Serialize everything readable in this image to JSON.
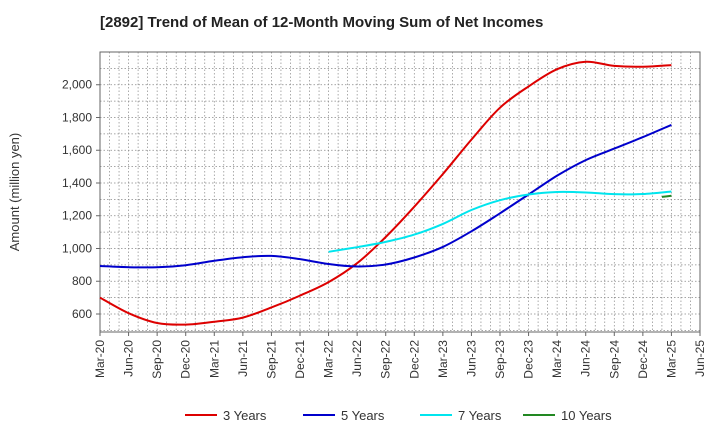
{
  "chart_data": {
    "type": "line",
    "title": "[2892]  Trend of Mean of 12-Month Moving Sum of Net Incomes",
    "ylabel": "Amount (million yen)",
    "xlabel": "",
    "grid": true,
    "legend_position": "bottom",
    "ylim": [
      490,
      2200
    ],
    "yticks": [
      600,
      800,
      1000,
      1200,
      1400,
      1600,
      1800,
      2000
    ],
    "ytick_labels": [
      "600",
      "800",
      "1,000",
      "1,200",
      "1,400",
      "1,600",
      "1,800",
      "2,000"
    ],
    "xticks": [
      "Mar-20",
      "Jun-20",
      "Sep-20",
      "Dec-20",
      "Mar-21",
      "Jun-21",
      "Sep-21",
      "Dec-21",
      "Mar-22",
      "Jun-22",
      "Sep-22",
      "Dec-22",
      "Mar-23",
      "Jun-23",
      "Sep-23",
      "Dec-23",
      "Mar-24",
      "Jun-24",
      "Sep-24",
      "Dec-24",
      "Mar-25",
      "Jun-25"
    ],
    "series": [
      {
        "name": "3 Years",
        "color": "#dd0000",
        "values": [
          [
            "Mar-20",
            700
          ],
          [
            "Jun-20",
            605
          ],
          [
            "Sep-20",
            545
          ],
          [
            "Dec-20",
            535
          ],
          [
            "Mar-21",
            553
          ],
          [
            "Jun-21",
            578
          ],
          [
            "Sep-21",
            640
          ],
          [
            "Dec-21",
            712
          ],
          [
            "Mar-22",
            795
          ],
          [
            "Jun-22",
            910
          ],
          [
            "Sep-22",
            1070
          ],
          [
            "Dec-22",
            1255
          ],
          [
            "Mar-23",
            1455
          ],
          [
            "Jun-23",
            1665
          ],
          [
            "Sep-23",
            1860
          ],
          [
            "Dec-23",
            1990
          ],
          [
            "Mar-24",
            2095
          ],
          [
            "Jun-24",
            2140
          ],
          [
            "Sep-24",
            2115
          ],
          [
            "Dec-24",
            2110
          ],
          [
            "Mar-25",
            2120
          ]
        ]
      },
      {
        "name": "5 Years",
        "color": "#0000cc",
        "values": [
          [
            "Mar-20",
            893
          ],
          [
            "Jun-20",
            886
          ],
          [
            "Sep-20",
            885
          ],
          [
            "Dec-20",
            898
          ],
          [
            "Mar-21",
            925
          ],
          [
            "Jun-21",
            947
          ],
          [
            "Sep-21",
            955
          ],
          [
            "Dec-21",
            935
          ],
          [
            "Mar-22",
            905
          ],
          [
            "Jun-22",
            890
          ],
          [
            "Sep-22",
            902
          ],
          [
            "Dec-22",
            945
          ],
          [
            "Mar-23",
            1010
          ],
          [
            "Jun-23",
            1105
          ],
          [
            "Sep-23",
            1215
          ],
          [
            "Dec-23",
            1330
          ],
          [
            "Mar-24",
            1445
          ],
          [
            "Jun-24",
            1540
          ],
          [
            "Sep-24",
            1610
          ],
          [
            "Dec-24",
            1680
          ],
          [
            "Mar-25",
            1755
          ]
        ]
      },
      {
        "name": "7 Years",
        "color": "#00e5ee",
        "values": [
          [
            "Mar-22",
            980
          ],
          [
            "Jun-22",
            1008
          ],
          [
            "Sep-22",
            1040
          ],
          [
            "Dec-22",
            1085
          ],
          [
            "Mar-23",
            1150
          ],
          [
            "Jun-23",
            1235
          ],
          [
            "Sep-23",
            1295
          ],
          [
            "Dec-23",
            1330
          ],
          [
            "Mar-24",
            1345
          ],
          [
            "Jun-24",
            1342
          ],
          [
            "Sep-24",
            1332
          ],
          [
            "Dec-24",
            1333
          ],
          [
            "Mar-25",
            1348
          ]
        ]
      },
      {
        "name": "10 Years",
        "color": "#228822",
        "values": [
          [
            "Feb-25",
            1315
          ],
          [
            "Mar-25",
            1322
          ]
        ]
      }
    ]
  }
}
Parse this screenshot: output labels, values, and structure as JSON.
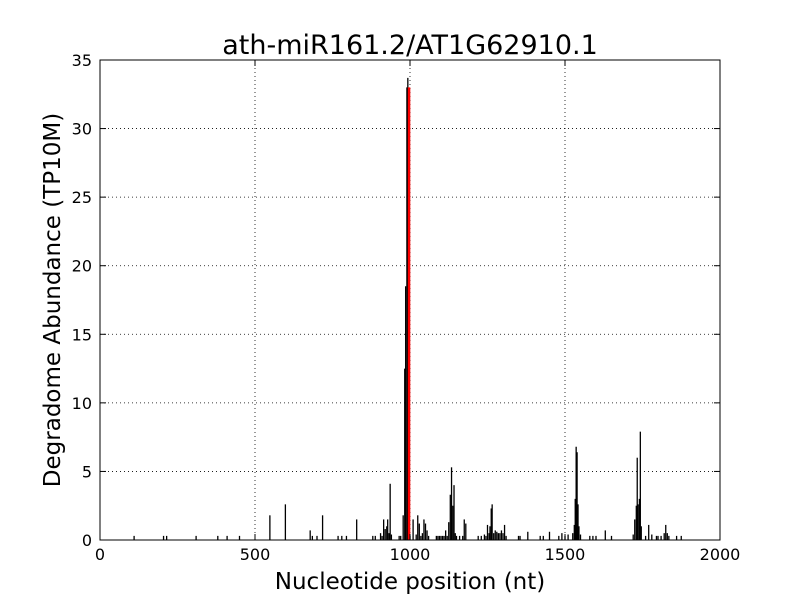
{
  "chart_data": {
    "type": "bar",
    "title": "ath-miR161.2/AT1G62910.1",
    "xlabel": "Nucleotide position (nt)",
    "ylabel": "Degradome Abundance (TP10M)",
    "xlim": [
      0,
      2000
    ],
    "ylim": [
      0,
      35
    ],
    "xticks": [
      0,
      500,
      1000,
      1500,
      2000
    ],
    "yticks": [
      0,
      5,
      10,
      15,
      20,
      25,
      30,
      35
    ],
    "grid": true,
    "colors": {
      "bars": "#000000",
      "highlight": "#ff0000",
      "grid": "#000000"
    },
    "series": [
      {
        "values": [
          [
            110,
            0.3
          ],
          [
            205,
            0.3
          ],
          [
            215,
            0.3
          ],
          [
            310,
            0.3
          ],
          [
            380,
            0.3
          ],
          [
            410,
            0.3
          ],
          [
            450,
            0.3
          ],
          [
            548,
            1.8
          ],
          [
            598,
            2.6
          ],
          [
            678,
            0.7
          ],
          [
            685,
            0.3
          ],
          [
            700,
            0.3
          ],
          [
            718,
            1.8
          ],
          [
            768,
            0.3
          ],
          [
            780,
            0.3
          ],
          [
            795,
            0.3
          ],
          [
            828,
            1.5
          ],
          [
            880,
            0.3
          ],
          [
            888,
            0.3
          ],
          [
            905,
            0.5
          ],
          [
            910,
            0.3
          ],
          [
            915,
            1.5
          ],
          [
            920,
            0.8
          ],
          [
            925,
            1.0
          ],
          [
            928,
            1.5
          ],
          [
            932,
            0.5
          ],
          [
            936,
            4.1
          ],
          [
            940,
            0.4
          ],
          [
            965,
            0.3
          ],
          [
            970,
            0.3
          ],
          [
            978,
            1.8
          ],
          [
            983,
            12.5
          ],
          [
            986,
            18.5
          ],
          [
            990,
            33.0
          ],
          [
            993,
            33.7
          ],
          [
            1000,
            0.3
          ],
          [
            1010,
            1.5
          ],
          [
            1020,
            0.4
          ],
          [
            1025,
            1.8
          ],
          [
            1030,
            1.2
          ],
          [
            1035,
            0.3
          ],
          [
            1040,
            0.5
          ],
          [
            1045,
            1.5
          ],
          [
            1050,
            1.2
          ],
          [
            1055,
            0.7
          ],
          [
            1060,
            0.3
          ],
          [
            1085,
            0.3
          ],
          [
            1090,
            0.3
          ],
          [
            1095,
            0.3
          ],
          [
            1100,
            0.3
          ],
          [
            1105,
            0.3
          ],
          [
            1110,
            0.3
          ],
          [
            1115,
            0.7
          ],
          [
            1120,
            0.3
          ],
          [
            1125,
            1.3
          ],
          [
            1130,
            3.3
          ],
          [
            1134,
            5.3
          ],
          [
            1138,
            2.5
          ],
          [
            1142,
            4.0
          ],
          [
            1146,
            0.5
          ],
          [
            1150,
            0.3
          ],
          [
            1160,
            0.3
          ],
          [
            1170,
            0.3
          ],
          [
            1175,
            1.5
          ],
          [
            1180,
            1.2
          ],
          [
            1220,
            0.3
          ],
          [
            1230,
            0.3
          ],
          [
            1240,
            0.4
          ],
          [
            1245,
            0.3
          ],
          [
            1250,
            1.1
          ],
          [
            1255,
            0.5
          ],
          [
            1258,
            1.0
          ],
          [
            1262,
            2.3
          ],
          [
            1265,
            2.6
          ],
          [
            1270,
            0.5
          ],
          [
            1275,
            0.7
          ],
          [
            1280,
            0.6
          ],
          [
            1285,
            0.5
          ],
          [
            1290,
            0.5
          ],
          [
            1295,
            0.7
          ],
          [
            1300,
            0.5
          ],
          [
            1305,
            1.1
          ],
          [
            1310,
            0.3
          ],
          [
            1350,
            0.3
          ],
          [
            1355,
            0.3
          ],
          [
            1380,
            0.6
          ],
          [
            1420,
            0.3
          ],
          [
            1430,
            0.3
          ],
          [
            1450,
            0.6
          ],
          [
            1480,
            0.3
          ],
          [
            1490,
            0.5
          ],
          [
            1500,
            0.3
          ],
          [
            1510,
            0.4
          ],
          [
            1525,
            0.5
          ],
          [
            1530,
            1.1
          ],
          [
            1533,
            3.0
          ],
          [
            1536,
            6.8
          ],
          [
            1539,
            6.4
          ],
          [
            1542,
            2.6
          ],
          [
            1545,
            1.0
          ],
          [
            1550,
            0.4
          ],
          [
            1580,
            0.3
          ],
          [
            1590,
            0.3
          ],
          [
            1600,
            0.3
          ],
          [
            1630,
            0.7
          ],
          [
            1650,
            0.3
          ],
          [
            1720,
            0.4
          ],
          [
            1725,
            1.5
          ],
          [
            1730,
            2.5
          ],
          [
            1733,
            6.0
          ],
          [
            1736,
            2.6
          ],
          [
            1740,
            3.0
          ],
          [
            1743,
            7.9
          ],
          [
            1746,
            1.0
          ],
          [
            1760,
            0.3
          ],
          [
            1770,
            1.1
          ],
          [
            1780,
            0.4
          ],
          [
            1795,
            0.3
          ],
          [
            1800,
            0.3
          ],
          [
            1810,
            0.3
          ],
          [
            1820,
            0.5
          ],
          [
            1825,
            1.1
          ],
          [
            1830,
            0.5
          ],
          [
            1835,
            0.3
          ],
          [
            1860,
            0.3
          ],
          [
            1875,
            0.3
          ]
        ]
      }
    ],
    "highlight": {
      "x": 997,
      "y": 33.0
    }
  }
}
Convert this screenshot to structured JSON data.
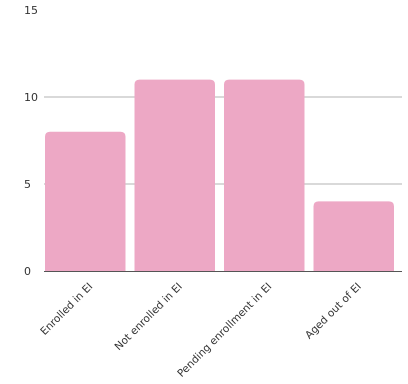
{
  "chart_data": {
    "type": "bar",
    "categories": [
      "Enrolled in EI",
      "Not enrolled in EI",
      "Pending enrollment in EI",
      "Aged out of EI"
    ],
    "values": [
      8,
      11,
      11,
      4
    ],
    "ylim": [
      0,
      15
    ],
    "yticks": [
      "0",
      "5",
      "10",
      "15"
    ],
    "grid": true,
    "title": "",
    "xlabel": "",
    "ylabel": "",
    "bar_color": "#eda8c5",
    "grid_color": "#b3b3b3",
    "axis_color": "#555555"
  }
}
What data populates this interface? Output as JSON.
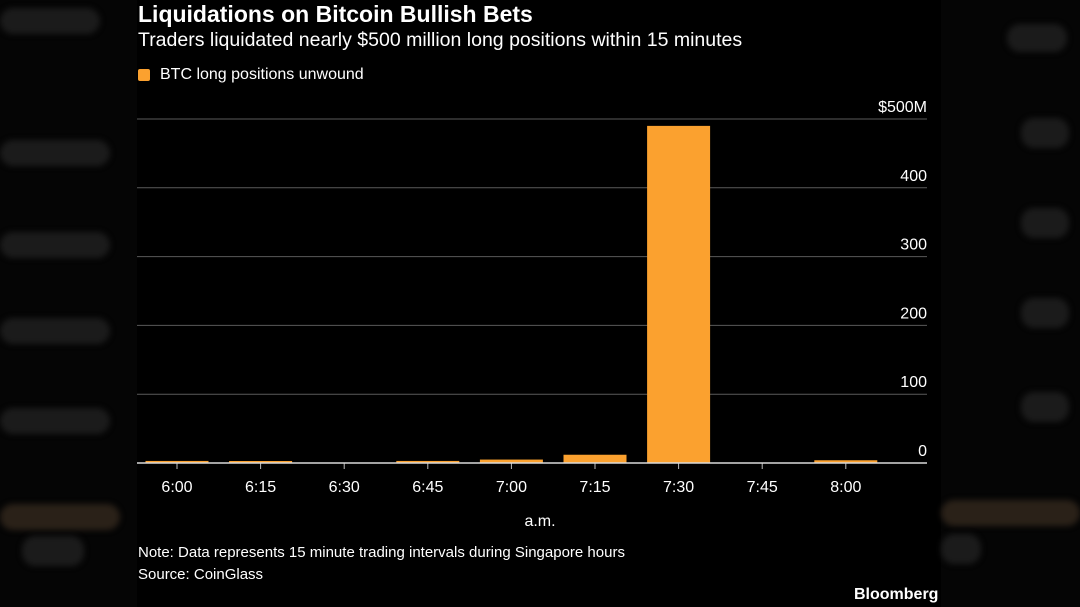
{
  "colors": {
    "background": "#000000",
    "bar": "#FBA12F",
    "grid": "#5a5a5a",
    "text": "#ffffff"
  },
  "chart_data": {
    "type": "bar",
    "title": "Liquidations on Bitcoin Bullish Bets",
    "subtitle": "Traders liquidated nearly $500 million long positions within 15 minutes",
    "categories": [
      "6:00",
      "6:15",
      "6:30",
      "6:45",
      "7:00",
      "7:15",
      "7:30",
      "7:45",
      "8:00"
    ],
    "series": [
      {
        "name": "BTC long positions unwound",
        "values": [
          3,
          1,
          0,
          3,
          5,
          12,
          490,
          0,
          4
        ]
      }
    ],
    "xlabel": "a.m.",
    "ylabel": "",
    "ylim": [
      0,
      500
    ],
    "yticks": [
      0,
      100,
      200,
      300,
      400,
      500
    ],
    "ytick_labels": [
      "0",
      "100",
      "200",
      "300",
      "400",
      "$500M"
    ],
    "y_axis_side": "right",
    "grid": true,
    "legend_position": "top-left"
  },
  "footer": {
    "note": "Note: Data represents 15 minute trading intervals during Singapore hours",
    "source": "Source: CoinGlass",
    "brand": "Bloomberg"
  }
}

********

Written exercise » Read through the data and copy every line where "ylabel" shows up.

Expected output »
    "ylabel": "Amount (million yen)",
    "ylabel": "Degradome Abundance (TP10M)",
    "ylabel": "",
    "ylabel": "",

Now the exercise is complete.